Dataset records
┌──

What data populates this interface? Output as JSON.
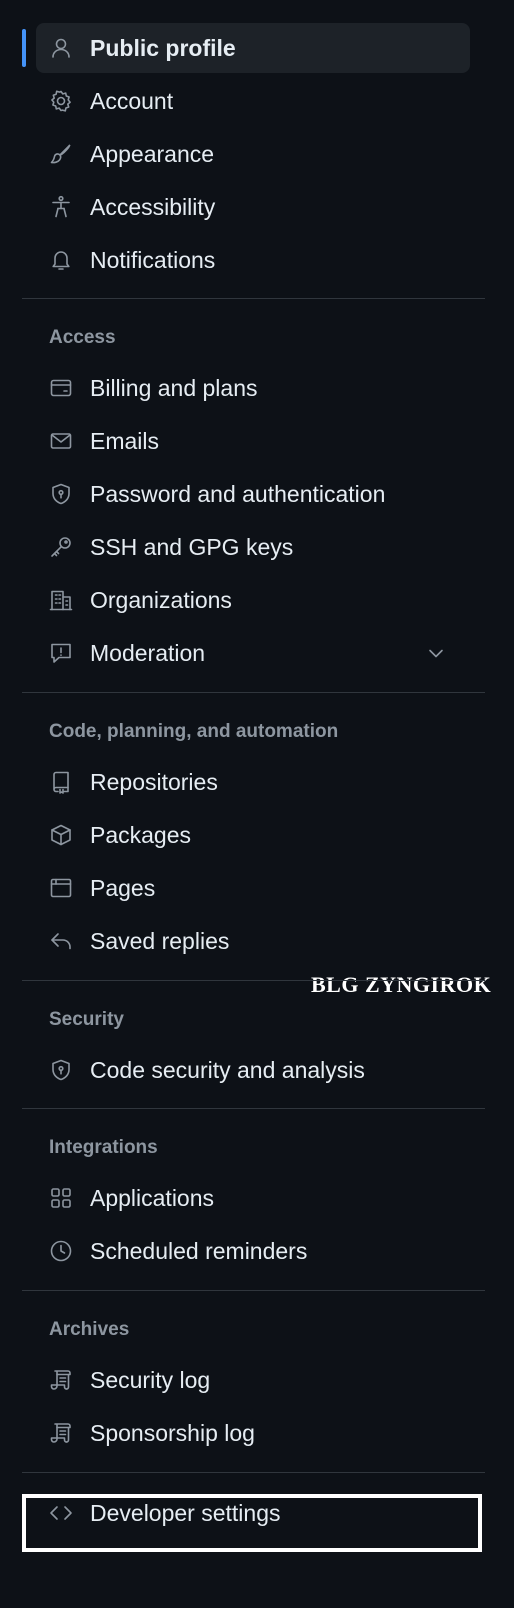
{
  "nav": {
    "top_items": [
      {
        "label": "Public profile",
        "icon": "person-icon",
        "active": true
      },
      {
        "label": "Account",
        "icon": "gear-icon"
      },
      {
        "label": "Appearance",
        "icon": "paintbrush-icon"
      },
      {
        "label": "Accessibility",
        "icon": "accessibility-icon"
      },
      {
        "label": "Notifications",
        "icon": "bell-icon"
      }
    ],
    "access": {
      "heading": "Access",
      "items": [
        {
          "label": "Billing and plans",
          "icon": "credit-card-icon"
        },
        {
          "label": "Emails",
          "icon": "mail-icon"
        },
        {
          "label": "Password and authentication",
          "icon": "shield-lock-icon"
        },
        {
          "label": "SSH and GPG keys",
          "icon": "key-icon"
        },
        {
          "label": "Organizations",
          "icon": "organization-icon"
        },
        {
          "label": "Moderation",
          "icon": "report-icon",
          "expandable": true
        }
      ]
    },
    "code": {
      "heading": "Code, planning, and automation",
      "items": [
        {
          "label": "Repositories",
          "icon": "repo-icon"
        },
        {
          "label": "Packages",
          "icon": "package-icon"
        },
        {
          "label": "Pages",
          "icon": "browser-icon"
        },
        {
          "label": "Saved replies",
          "icon": "reply-icon"
        }
      ]
    },
    "security": {
      "heading": "Security",
      "items": [
        {
          "label": "Code security and analysis",
          "icon": "shield-lock-icon"
        }
      ]
    },
    "integrations": {
      "heading": "Integrations",
      "items": [
        {
          "label": "Applications",
          "icon": "apps-icon"
        },
        {
          "label": "Scheduled reminders",
          "icon": "clock-icon"
        }
      ]
    },
    "archives": {
      "heading": "Archives",
      "items": [
        {
          "label": "Security log",
          "icon": "log-icon"
        },
        {
          "label": "Sponsorship log",
          "icon": "log-icon"
        }
      ]
    },
    "developer": {
      "label": "Developer settings",
      "icon": "code-icon"
    }
  },
  "watermark": "BLG ZYNGIROK",
  "colors": {
    "background": "#0d1117",
    "active_bg": "#1d2228",
    "accent": "#4493f8",
    "text": "#e6edf3",
    "muted": "#8d96a0",
    "divider": "#30363d",
    "highlight": "#ffffff"
  }
}
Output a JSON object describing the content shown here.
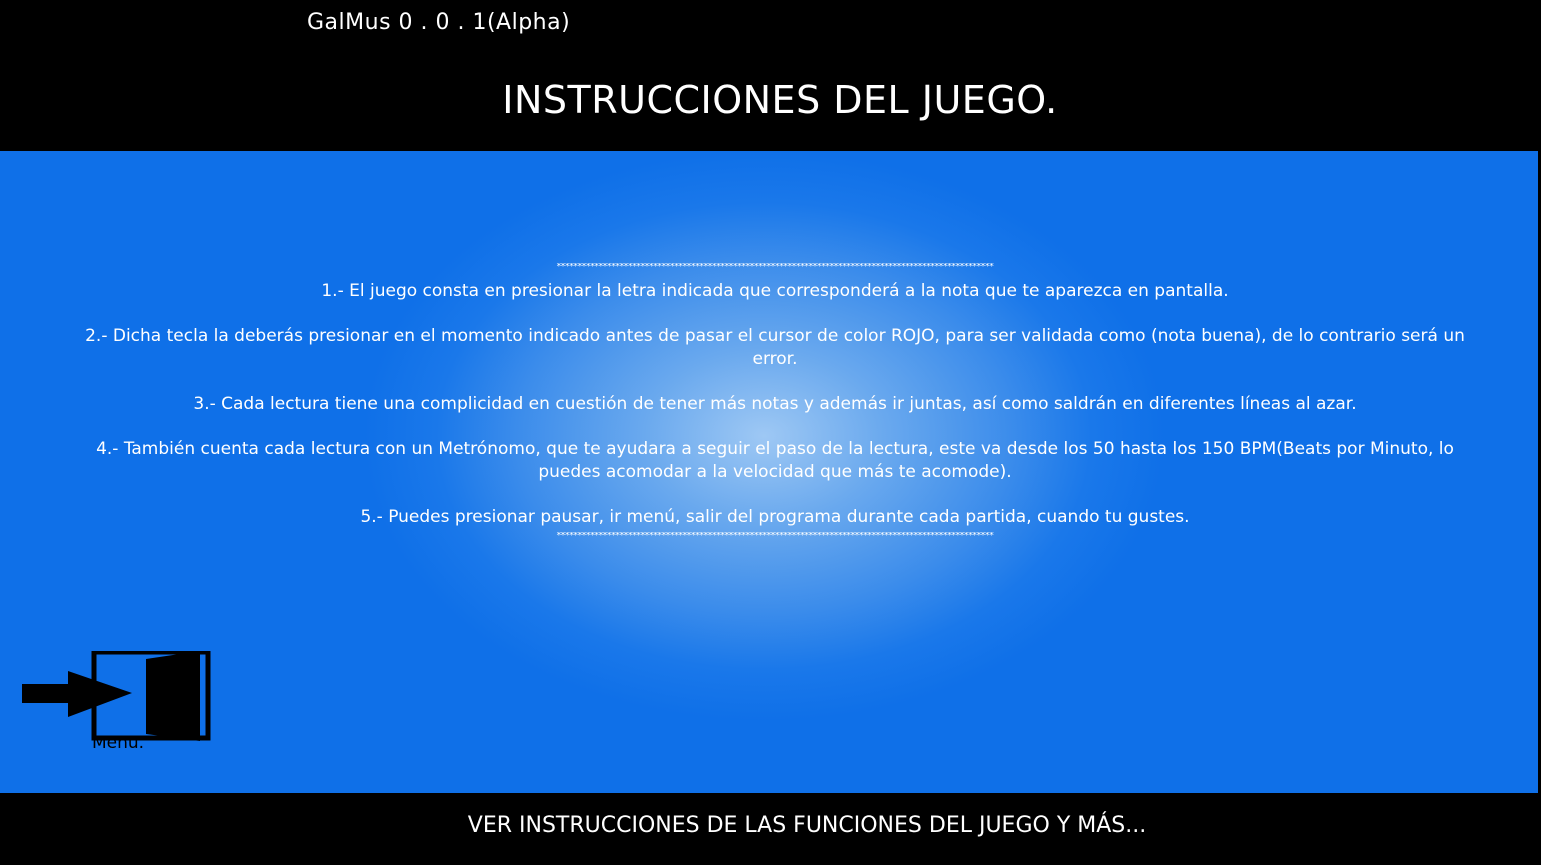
{
  "app": {
    "title": "GalMus 0 . 0 . 1(Alpha)"
  },
  "header": {
    "page_title": "INSTRUCCIONES DEL JUEGO."
  },
  "instructions": {
    "separator": "********************************************************************************************************",
    "items": [
      "1.- El juego consta en presionar la letra indicada que corresponderá a la nota que te aparezca en pantalla.",
      "2.- Dicha tecla la deberás presionar en el momento indicado antes de pasar el cursor de color ROJO, para ser validada como (nota buena), de lo contrario será un error.",
      "3.- Cada lectura tiene una complicidad en cuestión de tener más notas y además ir juntas, así como saldrán en diferentes líneas al azar.",
      "4.- También cuenta cada lectura con un Metrónomo, que te ayudara a seguir el paso de la lectura, este va desde los 50 hasta los 150 BPM(Beats por Minuto, lo puedes acomodar a la velocidad que más te acomode).",
      "5.- Puedes presionar pausar, ir menú, salir del programa durante cada partida, cuando tu gustes."
    ]
  },
  "menu_button": {
    "label": "Menu.",
    "icon": "exit-door-icon"
  },
  "footer": {
    "button_label": "VER INSTRUCCIONES DE LAS FUNCIONES DEL JUEGO Y MÁS..."
  },
  "colors": {
    "background": "#000000",
    "panel_blue": "#0f70e8",
    "panel_glow": "#9ec8f4",
    "text": "#ffffff"
  }
}
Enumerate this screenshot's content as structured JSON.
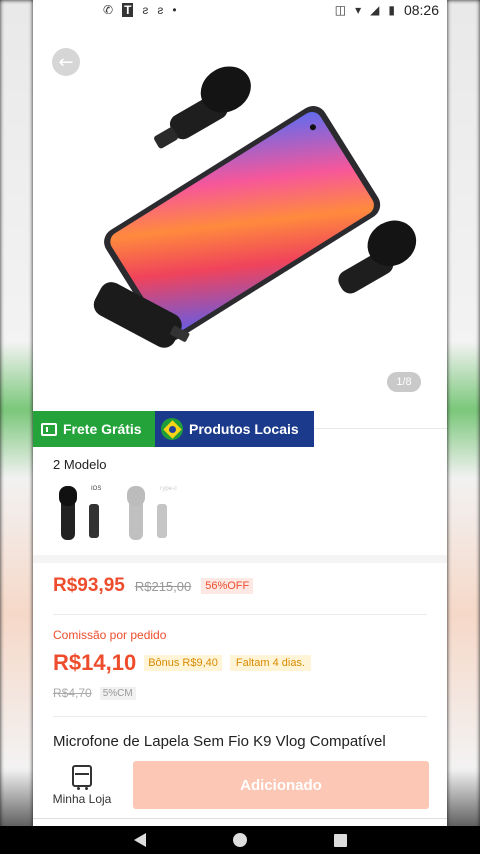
{
  "status_bar": {
    "time": "08:26",
    "left_icons": [
      "whatsapp-icon",
      "t-app-icon",
      "notification-icon",
      "notification-icon",
      "dot-icon"
    ],
    "right_icons": [
      "vibrate-icon",
      "wifi-icon",
      "signal-icon",
      "battery-icon"
    ]
  },
  "gallery": {
    "counter": "1/8"
  },
  "badges": {
    "frete": "Frete Grátis",
    "local": "Produtos Locais"
  },
  "models": {
    "title": "2 Modelo",
    "thumb_tags": [
      "IOS",
      "Type-c"
    ]
  },
  "price": {
    "current": "R$93,95",
    "original": "R$215,00",
    "discount": "56%OFF"
  },
  "commission": {
    "label": "Comissão por pedido",
    "value": "R$14,10",
    "bonus": "Bônus R$9,40",
    "days": "Faltam 4 dias.",
    "old": "R$4,70",
    "cm": "5%CM"
  },
  "product": {
    "title": "Microfone de Lapela Sem Fio K9 Vlog Compatível"
  },
  "action_bar": {
    "shop_label": "Minha Loja",
    "add_label": "Adicionado"
  },
  "colors": {
    "accent": "#ee4d2d",
    "frete_green": "#24a33b",
    "local_blue": "#1c3a8c",
    "add_button_disabled": "#fcc7b4"
  }
}
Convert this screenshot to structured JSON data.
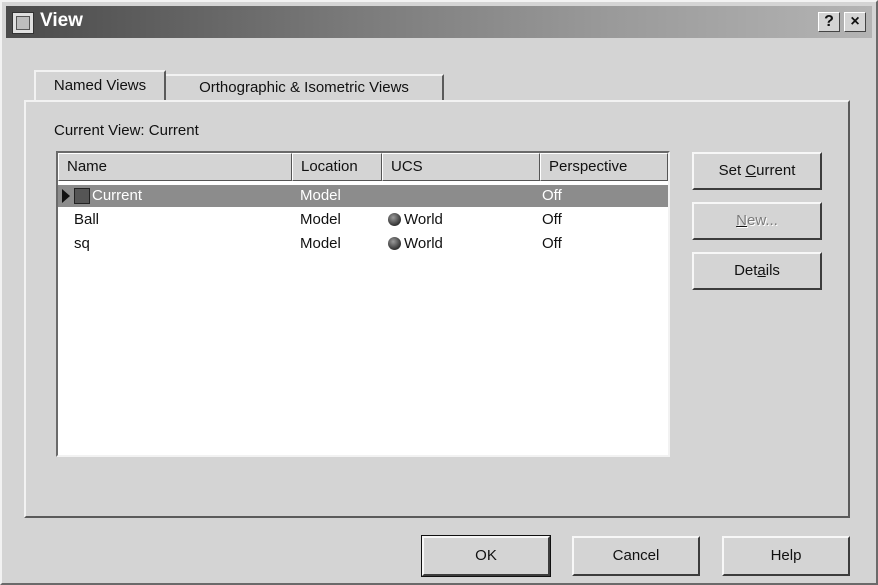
{
  "window": {
    "title": "View"
  },
  "titlebar_buttons": {
    "help": "?",
    "close": "×"
  },
  "tabs": [
    {
      "label": "Named Views",
      "active": true
    },
    {
      "label": "Orthographic & Isometric Views",
      "active": false
    }
  ],
  "current_view": {
    "label": "Current View:",
    "value": "Current"
  },
  "table": {
    "columns": [
      "Name",
      "Location",
      "UCS",
      "Perspective"
    ],
    "rows": [
      {
        "name": "Current",
        "location": "Model",
        "ucs": "",
        "perspective": "Off",
        "selected": true,
        "icon": "view-icon"
      },
      {
        "name": "Ball",
        "location": "Model",
        "ucs": "World",
        "perspective": "Off",
        "selected": false,
        "icon": "globe-icon"
      },
      {
        "name": "sq",
        "location": "Model",
        "ucs": "World",
        "perspective": "Off",
        "selected": false,
        "icon": "globe-icon"
      }
    ]
  },
  "side_buttons": {
    "set_current": {
      "pre": "Set ",
      "key": "C",
      "post": "urrent"
    },
    "new": {
      "pre": "",
      "key": "N",
      "post": "ew..."
    },
    "details": {
      "pre": "Det",
      "key": "a",
      "post": "ils"
    }
  },
  "footer_buttons": {
    "ok": "OK",
    "cancel": "Cancel",
    "help": "Help"
  },
  "colors": {
    "titlebar_dark": "#4a4a4a",
    "selection": "#8c8c8c",
    "face": "#d4d4d4"
  }
}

└──

- What is being asked: Filter the listing above for the string "presionar" and copy every matching line.

- Finished task:
      "1.- El juego consta en presionar la letra indicada que corresponderá a la nota que te aparezca en pantalla.",
      "2.- Dicha tecla la deberás presionar en el momento indicado antes de pasar el cursor de color ROJO, para ser validada como (nota buena), de lo contrario será un error.",
      "5.- Puedes presionar pausar, ir menú, salir del programa durante cada partida, cuando tu gustes."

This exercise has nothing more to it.